- **PROBLEM**: Scan the records for the string "Festival"; copy each line where it occurs.

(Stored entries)
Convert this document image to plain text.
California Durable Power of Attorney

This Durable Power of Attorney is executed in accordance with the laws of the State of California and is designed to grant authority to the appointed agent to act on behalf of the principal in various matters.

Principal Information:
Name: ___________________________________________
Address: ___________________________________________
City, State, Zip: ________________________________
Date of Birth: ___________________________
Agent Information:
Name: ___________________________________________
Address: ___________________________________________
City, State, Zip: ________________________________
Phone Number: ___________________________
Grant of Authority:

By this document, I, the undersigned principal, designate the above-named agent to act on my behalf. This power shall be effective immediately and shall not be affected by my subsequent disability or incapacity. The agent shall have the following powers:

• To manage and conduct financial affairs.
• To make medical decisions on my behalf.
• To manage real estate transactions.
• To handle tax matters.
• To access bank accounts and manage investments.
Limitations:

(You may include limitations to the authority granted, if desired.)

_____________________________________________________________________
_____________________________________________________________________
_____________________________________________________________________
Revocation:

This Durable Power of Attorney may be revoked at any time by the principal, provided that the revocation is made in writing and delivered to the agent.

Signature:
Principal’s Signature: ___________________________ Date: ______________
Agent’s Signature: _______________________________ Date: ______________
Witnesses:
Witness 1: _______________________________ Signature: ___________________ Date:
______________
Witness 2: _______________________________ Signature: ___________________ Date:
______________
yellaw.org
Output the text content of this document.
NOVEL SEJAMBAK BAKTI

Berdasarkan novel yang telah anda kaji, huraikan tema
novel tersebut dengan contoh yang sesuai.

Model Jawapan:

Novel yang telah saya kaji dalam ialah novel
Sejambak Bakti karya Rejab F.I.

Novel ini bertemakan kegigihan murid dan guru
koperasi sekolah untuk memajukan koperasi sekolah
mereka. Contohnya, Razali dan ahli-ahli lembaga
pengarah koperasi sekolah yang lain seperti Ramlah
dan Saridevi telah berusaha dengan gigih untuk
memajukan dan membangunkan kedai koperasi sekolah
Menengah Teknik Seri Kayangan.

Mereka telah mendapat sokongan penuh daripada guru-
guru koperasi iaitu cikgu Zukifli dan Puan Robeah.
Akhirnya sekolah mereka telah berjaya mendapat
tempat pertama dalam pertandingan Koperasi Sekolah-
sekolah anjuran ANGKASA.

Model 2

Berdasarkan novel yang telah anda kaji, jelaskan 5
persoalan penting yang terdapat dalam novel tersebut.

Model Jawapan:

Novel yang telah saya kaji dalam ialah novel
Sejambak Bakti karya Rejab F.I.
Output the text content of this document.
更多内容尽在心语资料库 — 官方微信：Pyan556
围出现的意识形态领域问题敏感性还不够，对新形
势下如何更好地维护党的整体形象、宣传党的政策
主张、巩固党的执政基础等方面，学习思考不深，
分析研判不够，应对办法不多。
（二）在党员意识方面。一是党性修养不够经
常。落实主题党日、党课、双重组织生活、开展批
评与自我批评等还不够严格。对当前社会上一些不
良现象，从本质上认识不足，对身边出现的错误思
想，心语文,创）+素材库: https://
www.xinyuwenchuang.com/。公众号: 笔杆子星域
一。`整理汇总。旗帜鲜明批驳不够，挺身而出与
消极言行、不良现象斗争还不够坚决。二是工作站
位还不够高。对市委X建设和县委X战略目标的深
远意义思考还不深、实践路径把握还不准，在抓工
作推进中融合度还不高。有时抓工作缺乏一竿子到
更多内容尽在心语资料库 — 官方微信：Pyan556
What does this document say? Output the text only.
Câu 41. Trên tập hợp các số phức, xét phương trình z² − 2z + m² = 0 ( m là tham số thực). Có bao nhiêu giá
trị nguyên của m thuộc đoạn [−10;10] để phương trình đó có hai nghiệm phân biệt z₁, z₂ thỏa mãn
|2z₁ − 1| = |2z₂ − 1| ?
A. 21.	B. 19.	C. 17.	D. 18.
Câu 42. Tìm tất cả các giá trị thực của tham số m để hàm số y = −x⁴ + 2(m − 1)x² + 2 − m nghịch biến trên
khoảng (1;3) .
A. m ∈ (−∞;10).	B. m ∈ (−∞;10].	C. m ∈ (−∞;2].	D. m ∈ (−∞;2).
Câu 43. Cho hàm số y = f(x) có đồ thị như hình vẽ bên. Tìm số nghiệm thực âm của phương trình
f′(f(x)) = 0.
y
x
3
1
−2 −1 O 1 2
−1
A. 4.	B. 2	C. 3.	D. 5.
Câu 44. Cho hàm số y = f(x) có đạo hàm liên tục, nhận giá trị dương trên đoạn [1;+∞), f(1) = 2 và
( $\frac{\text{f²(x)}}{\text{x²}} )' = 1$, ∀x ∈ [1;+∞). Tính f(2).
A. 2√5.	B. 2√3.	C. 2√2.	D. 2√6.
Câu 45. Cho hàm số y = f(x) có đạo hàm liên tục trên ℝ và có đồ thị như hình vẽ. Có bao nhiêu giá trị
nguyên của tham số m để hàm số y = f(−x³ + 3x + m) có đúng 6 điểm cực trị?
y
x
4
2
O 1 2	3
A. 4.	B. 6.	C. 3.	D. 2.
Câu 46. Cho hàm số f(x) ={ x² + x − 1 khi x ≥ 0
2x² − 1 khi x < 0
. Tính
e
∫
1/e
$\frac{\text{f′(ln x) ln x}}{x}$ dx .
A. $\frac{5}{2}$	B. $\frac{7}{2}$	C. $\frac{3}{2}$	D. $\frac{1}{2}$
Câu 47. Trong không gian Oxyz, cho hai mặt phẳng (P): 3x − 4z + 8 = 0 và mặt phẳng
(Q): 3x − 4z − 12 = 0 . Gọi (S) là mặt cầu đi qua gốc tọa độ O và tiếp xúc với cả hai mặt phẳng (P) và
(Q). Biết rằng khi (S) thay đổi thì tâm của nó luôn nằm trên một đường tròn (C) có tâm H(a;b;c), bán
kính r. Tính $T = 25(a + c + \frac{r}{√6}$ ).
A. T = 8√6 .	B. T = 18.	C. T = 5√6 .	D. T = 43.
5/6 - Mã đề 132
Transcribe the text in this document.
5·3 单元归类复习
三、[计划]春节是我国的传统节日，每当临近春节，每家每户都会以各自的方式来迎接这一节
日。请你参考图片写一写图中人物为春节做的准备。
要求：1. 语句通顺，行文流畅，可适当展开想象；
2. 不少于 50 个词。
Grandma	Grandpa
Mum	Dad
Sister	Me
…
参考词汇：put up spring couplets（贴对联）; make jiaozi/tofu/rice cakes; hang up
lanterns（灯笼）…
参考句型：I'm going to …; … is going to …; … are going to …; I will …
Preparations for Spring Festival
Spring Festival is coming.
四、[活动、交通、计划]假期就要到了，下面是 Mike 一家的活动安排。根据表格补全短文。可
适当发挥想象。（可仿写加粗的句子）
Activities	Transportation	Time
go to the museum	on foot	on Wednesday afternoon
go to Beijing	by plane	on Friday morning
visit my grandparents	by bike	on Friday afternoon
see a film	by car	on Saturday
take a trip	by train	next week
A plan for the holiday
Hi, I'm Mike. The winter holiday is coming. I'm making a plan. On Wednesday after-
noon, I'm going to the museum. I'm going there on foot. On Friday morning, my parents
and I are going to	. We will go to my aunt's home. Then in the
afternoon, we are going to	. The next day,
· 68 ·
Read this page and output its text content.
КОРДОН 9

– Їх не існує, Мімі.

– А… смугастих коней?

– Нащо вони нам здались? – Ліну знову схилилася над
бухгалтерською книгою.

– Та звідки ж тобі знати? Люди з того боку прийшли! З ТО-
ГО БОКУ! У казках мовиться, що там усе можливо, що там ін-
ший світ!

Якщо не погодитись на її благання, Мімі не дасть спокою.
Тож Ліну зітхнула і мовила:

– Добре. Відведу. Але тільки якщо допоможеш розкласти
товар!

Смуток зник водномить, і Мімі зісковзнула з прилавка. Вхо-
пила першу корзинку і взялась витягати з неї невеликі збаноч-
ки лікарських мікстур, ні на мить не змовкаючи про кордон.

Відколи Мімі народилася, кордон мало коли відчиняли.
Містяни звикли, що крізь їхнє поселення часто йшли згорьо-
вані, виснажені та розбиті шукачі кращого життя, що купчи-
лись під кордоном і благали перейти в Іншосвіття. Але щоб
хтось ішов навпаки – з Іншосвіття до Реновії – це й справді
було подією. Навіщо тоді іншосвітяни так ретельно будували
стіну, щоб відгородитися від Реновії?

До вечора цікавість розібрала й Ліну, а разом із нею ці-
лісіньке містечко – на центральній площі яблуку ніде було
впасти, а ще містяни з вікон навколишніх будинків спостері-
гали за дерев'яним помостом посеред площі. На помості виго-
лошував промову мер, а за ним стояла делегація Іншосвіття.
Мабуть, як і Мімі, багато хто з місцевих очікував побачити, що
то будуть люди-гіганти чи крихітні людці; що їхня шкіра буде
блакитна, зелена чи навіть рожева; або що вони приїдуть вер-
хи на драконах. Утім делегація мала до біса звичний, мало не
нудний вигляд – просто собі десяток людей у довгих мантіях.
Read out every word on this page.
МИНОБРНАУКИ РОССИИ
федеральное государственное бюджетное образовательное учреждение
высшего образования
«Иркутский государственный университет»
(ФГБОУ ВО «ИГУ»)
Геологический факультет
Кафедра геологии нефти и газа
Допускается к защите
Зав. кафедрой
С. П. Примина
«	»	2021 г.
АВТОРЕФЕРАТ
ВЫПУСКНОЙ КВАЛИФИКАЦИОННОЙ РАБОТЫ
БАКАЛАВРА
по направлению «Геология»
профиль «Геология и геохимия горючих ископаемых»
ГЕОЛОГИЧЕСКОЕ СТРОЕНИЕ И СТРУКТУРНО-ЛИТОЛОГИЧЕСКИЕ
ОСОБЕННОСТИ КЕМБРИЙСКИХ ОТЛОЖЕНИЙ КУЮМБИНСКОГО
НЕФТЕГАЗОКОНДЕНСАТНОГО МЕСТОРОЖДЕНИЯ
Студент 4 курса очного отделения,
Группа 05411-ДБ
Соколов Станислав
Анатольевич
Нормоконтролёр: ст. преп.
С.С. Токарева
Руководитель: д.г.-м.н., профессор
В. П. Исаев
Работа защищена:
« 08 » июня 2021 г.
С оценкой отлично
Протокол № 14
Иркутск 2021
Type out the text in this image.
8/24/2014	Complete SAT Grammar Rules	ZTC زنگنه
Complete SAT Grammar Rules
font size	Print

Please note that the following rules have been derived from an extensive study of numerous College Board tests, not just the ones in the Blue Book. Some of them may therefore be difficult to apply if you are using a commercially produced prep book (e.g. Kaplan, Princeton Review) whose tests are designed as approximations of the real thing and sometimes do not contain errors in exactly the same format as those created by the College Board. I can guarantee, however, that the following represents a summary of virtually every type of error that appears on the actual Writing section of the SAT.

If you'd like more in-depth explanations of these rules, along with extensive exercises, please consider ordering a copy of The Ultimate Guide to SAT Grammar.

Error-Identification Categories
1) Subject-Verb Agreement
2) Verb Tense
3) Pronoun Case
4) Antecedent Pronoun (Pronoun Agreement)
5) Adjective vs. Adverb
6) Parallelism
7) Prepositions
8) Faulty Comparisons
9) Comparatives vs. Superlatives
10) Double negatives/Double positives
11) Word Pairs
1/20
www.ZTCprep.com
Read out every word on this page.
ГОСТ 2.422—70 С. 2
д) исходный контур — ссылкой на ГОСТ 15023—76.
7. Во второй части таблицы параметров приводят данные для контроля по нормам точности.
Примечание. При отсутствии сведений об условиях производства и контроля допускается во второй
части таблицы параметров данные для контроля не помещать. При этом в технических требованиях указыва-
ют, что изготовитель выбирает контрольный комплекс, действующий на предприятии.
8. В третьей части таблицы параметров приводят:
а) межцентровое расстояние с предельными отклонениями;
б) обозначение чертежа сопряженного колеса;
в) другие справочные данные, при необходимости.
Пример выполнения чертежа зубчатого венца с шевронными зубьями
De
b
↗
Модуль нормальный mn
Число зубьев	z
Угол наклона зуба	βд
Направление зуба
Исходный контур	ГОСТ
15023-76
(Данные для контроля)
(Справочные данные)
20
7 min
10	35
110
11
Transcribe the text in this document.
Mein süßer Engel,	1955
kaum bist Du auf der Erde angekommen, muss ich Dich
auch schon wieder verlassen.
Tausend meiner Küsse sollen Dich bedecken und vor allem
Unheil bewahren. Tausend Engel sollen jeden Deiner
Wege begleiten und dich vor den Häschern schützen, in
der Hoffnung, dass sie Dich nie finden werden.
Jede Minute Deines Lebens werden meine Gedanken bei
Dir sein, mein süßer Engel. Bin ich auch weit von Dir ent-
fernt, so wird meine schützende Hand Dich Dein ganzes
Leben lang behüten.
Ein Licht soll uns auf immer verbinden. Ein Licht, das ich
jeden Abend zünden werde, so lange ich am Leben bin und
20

- **TASK ANSWER**:
Preparations for Spring Festival
Spring Festival is coming.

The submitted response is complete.